***** DATA TO USE *****

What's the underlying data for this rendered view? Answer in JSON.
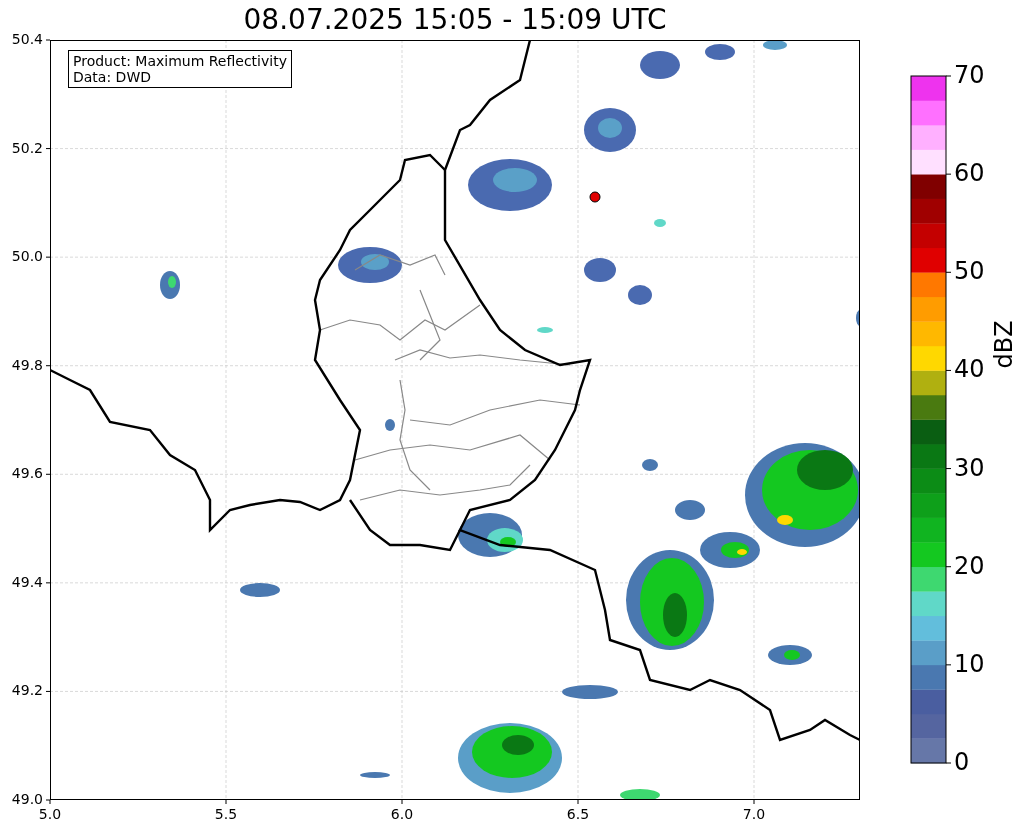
{
  "title": "08.07.2025 15:05 - 15:09 UTC",
  "map": {
    "info_box": [
      "Product: Maximum Reflectivity",
      "Data: DWD"
    ],
    "yticks": [
      "50.4",
      "50.2",
      "50.0",
      "49.8",
      "49.6",
      "49.4",
      "49.2",
      "49.0"
    ],
    "xticks": [
      "5.0",
      "5.5",
      "6.0",
      "6.5",
      "7.0"
    ]
  },
  "colorbar": {
    "label": "dBZ",
    "ticks": [
      "70",
      "60",
      "50",
      "40",
      "30",
      "20",
      "10",
      "0"
    ],
    "segments": [
      {
        "color": "#6677a8"
      },
      {
        "color": "#5565a0"
      },
      {
        "color": "#4a5ea0"
      },
      {
        "color": "#4a78b0"
      },
      {
        "color": "#5a9ec8"
      },
      {
        "color": "#62bedc"
      },
      {
        "color": "#60d8c8"
      },
      {
        "color": "#3ed870"
      },
      {
        "color": "#14c820"
      },
      {
        "color": "#10b420"
      },
      {
        "color": "#0ea01a"
      },
      {
        "color": "#0c8c16"
      },
      {
        "color": "#0a7814"
      },
      {
        "color": "#0a5e12"
      },
      {
        "color": "#4a7a10"
      },
      {
        "color": "#b0b010"
      },
      {
        "color": "#ffd800"
      },
      {
        "color": "#ffb800"
      },
      {
        "color": "#ff9c00"
      },
      {
        "color": "#ff7800"
      },
      {
        "color": "#e00000"
      },
      {
        "color": "#c40000"
      },
      {
        "color": "#a00000"
      },
      {
        "color": "#800000"
      },
      {
        "color": "#ffe0ff"
      },
      {
        "color": "#ffb0ff"
      },
      {
        "color": "#ff70ff"
      },
      {
        "color": "#ee33ee"
      }
    ]
  }
}
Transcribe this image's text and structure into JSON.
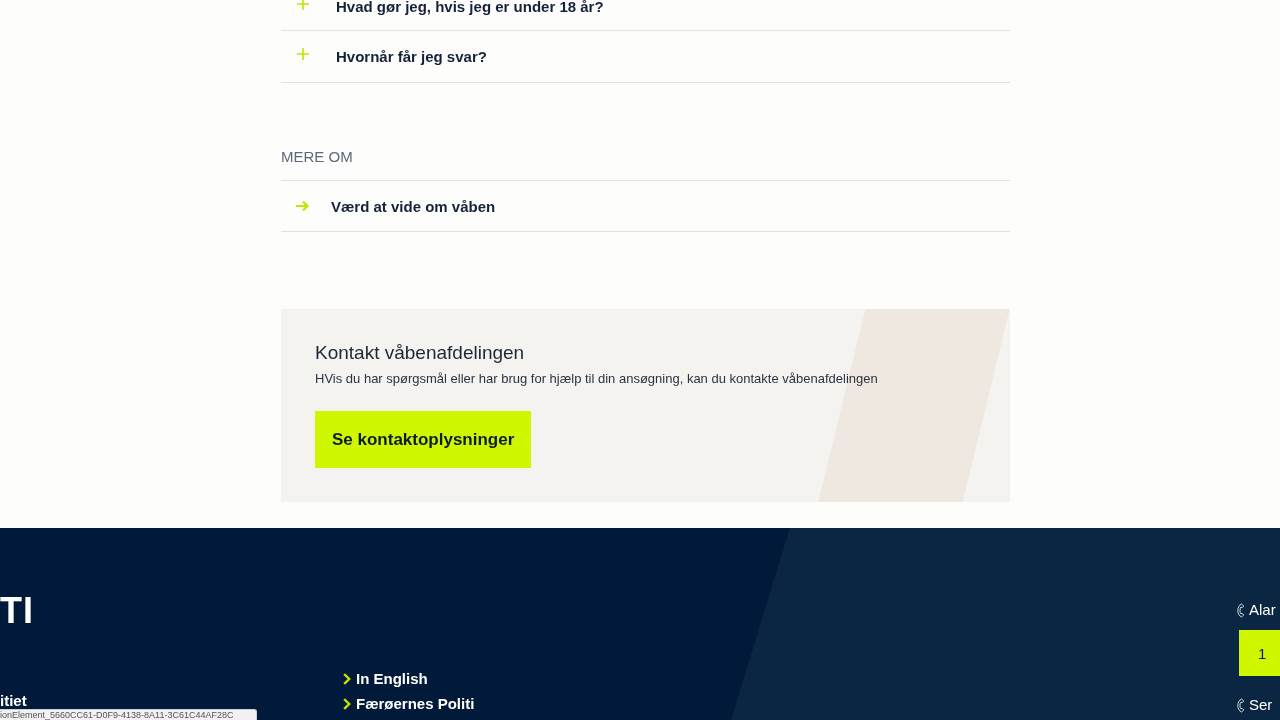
{
  "faq": {
    "items": [
      {
        "question": "Hvad gør jeg, hvis jeg er under 18 år?",
        "expanded": false
      },
      {
        "question": "Hvornår får jeg svar?",
        "expanded": false
      }
    ]
  },
  "more_about": {
    "heading": "MERE OM",
    "links": [
      "Værd at vide om våben"
    ]
  },
  "contact": {
    "title": "Kontakt våbenafdelingen",
    "text": "HVis du har spørgsmål eller har brug for hjælp til din ansøgning, kan du kontakte våbenafdelingen",
    "button": "Se kontaktoplysninger"
  },
  "footer": {
    "logo": "TI",
    "side_links": [
      "itiet"
    ],
    "links": [
      "In English",
      "Færøernes Politi"
    ],
    "contacts": [
      {
        "label": "Alar",
        "number": "1"
      },
      {
        "label": "Ser"
      }
    ]
  },
  "status_tooltip": "ionElement_5660CC61-D0F9-4138-8A11-3C61C44AF28C"
}
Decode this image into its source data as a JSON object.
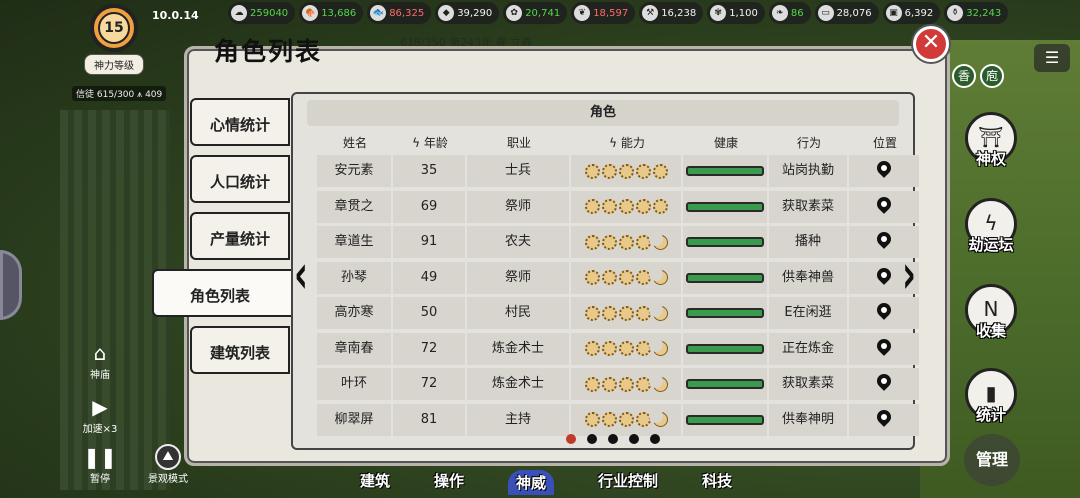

*****

— OBJECTIVE —
Using the data above, print every line exactly, omitting pictures.

— WRITTEN REPLY —
What's the underlying data for this rendered view? Answer in JSON.
{
  "title": "08.07.2025 15:05 - 15:09 UTC",
  "map": {
    "info_box": [
      "Product: Maximum Reflectivity",
      "Data: DWD"
    ],
    "yticks": [
      "50.4",
      "50.2",
      "50.0",
      "49.8",
      "49.6",
      "49.4",
      "49.2",
      "49.0"
    ],
    "xticks": [
      "5.0",
      "5.5",
      "6.0",
      "6.5",
      "7.0"
    ]
  },
  "colorbar": {
    "label": "dBZ",
    "ticks": [
      "70",
      "60",
      "50",
      "40",
      "30",
      "20",
      "10",
      "0"
    ],
    "segments": [
      {
        "color": "#6677a8"
      },
      {
        "color": "#5565a0"
      },
      {
        "color": "#4a5ea0"
      },
      {
        "color": "#4a78b0"
      },
      {
        "color": "#5a9ec8"
      },
      {
        "color": "#62bedc"
      },
      {
        "color": "#60d8c8"
      },
      {
        "color": "#3ed870"
      },
      {
        "color": "#14c820"
      },
      {
        "color": "#10b420"
      },
      {
        "color": "#0ea01a"
      },
      {
        "color": "#0c8c16"
      },
      {
        "color": "#0a7814"
      },
      {
        "color": "#0a5e12"
      },
      {
        "color": "#4a7a10"
      },
      {
        "color": "#b0b010"
      },
      {
        "color": "#ffd800"
      },
      {
        "color": "#ffb800"
      },
      {
        "color": "#ff9c00"
      },
      {
        "color": "#ff7800"
      },
      {
        "color": "#e00000"
      },
      {
        "color": "#c40000"
      },
      {
        "color": "#a00000"
      },
      {
        "color": "#800000"
      },
      {
        "color": "#ffe0ff"
      },
      {
        "color": "#ffb0ff"
      },
      {
        "color": "#ff70ff"
      },
      {
        "color": "#ee33ee"
      }
    ]
  }
}
Transcribe this image's text and structure into JSON.
{
  "faq": {
    "items": [
      {
        "question": "Hvad gør jeg, hvis jeg er under 18 år?",
        "expanded": false
      },
      {
        "question": "Hvornår får jeg svar?",
        "expanded": false
      }
    ]
  },
  "more_about": {
    "heading": "MERE OM",
    "links": [
      "Værd at vide om våben"
    ]
  },
  "contact": {
    "title": "Kontakt våbenafdelingen",
    "text": "HVis du har spørgsmål eller har brug for hjælp til din ansøgning, kan du kontakte våbenafdelingen",
    "button": "Se kontaktoplysninger"
  },
  "footer": {
    "logo": "TI",
    "side_links": [
      "itiet"
    ],
    "links": [
      "In English",
      "Færøernes Politi"
    ],
    "contacts": [
      {
        "label": "Alar",
        "number": "1"
      },
      {
        "label": "Ser"
      }
    ]
  },
  "status_tooltip": "ionElement_5660CC61-D0F9-4138-8A11-3C61C44AF28C"
}
Decode this image into its source data as a JSON object.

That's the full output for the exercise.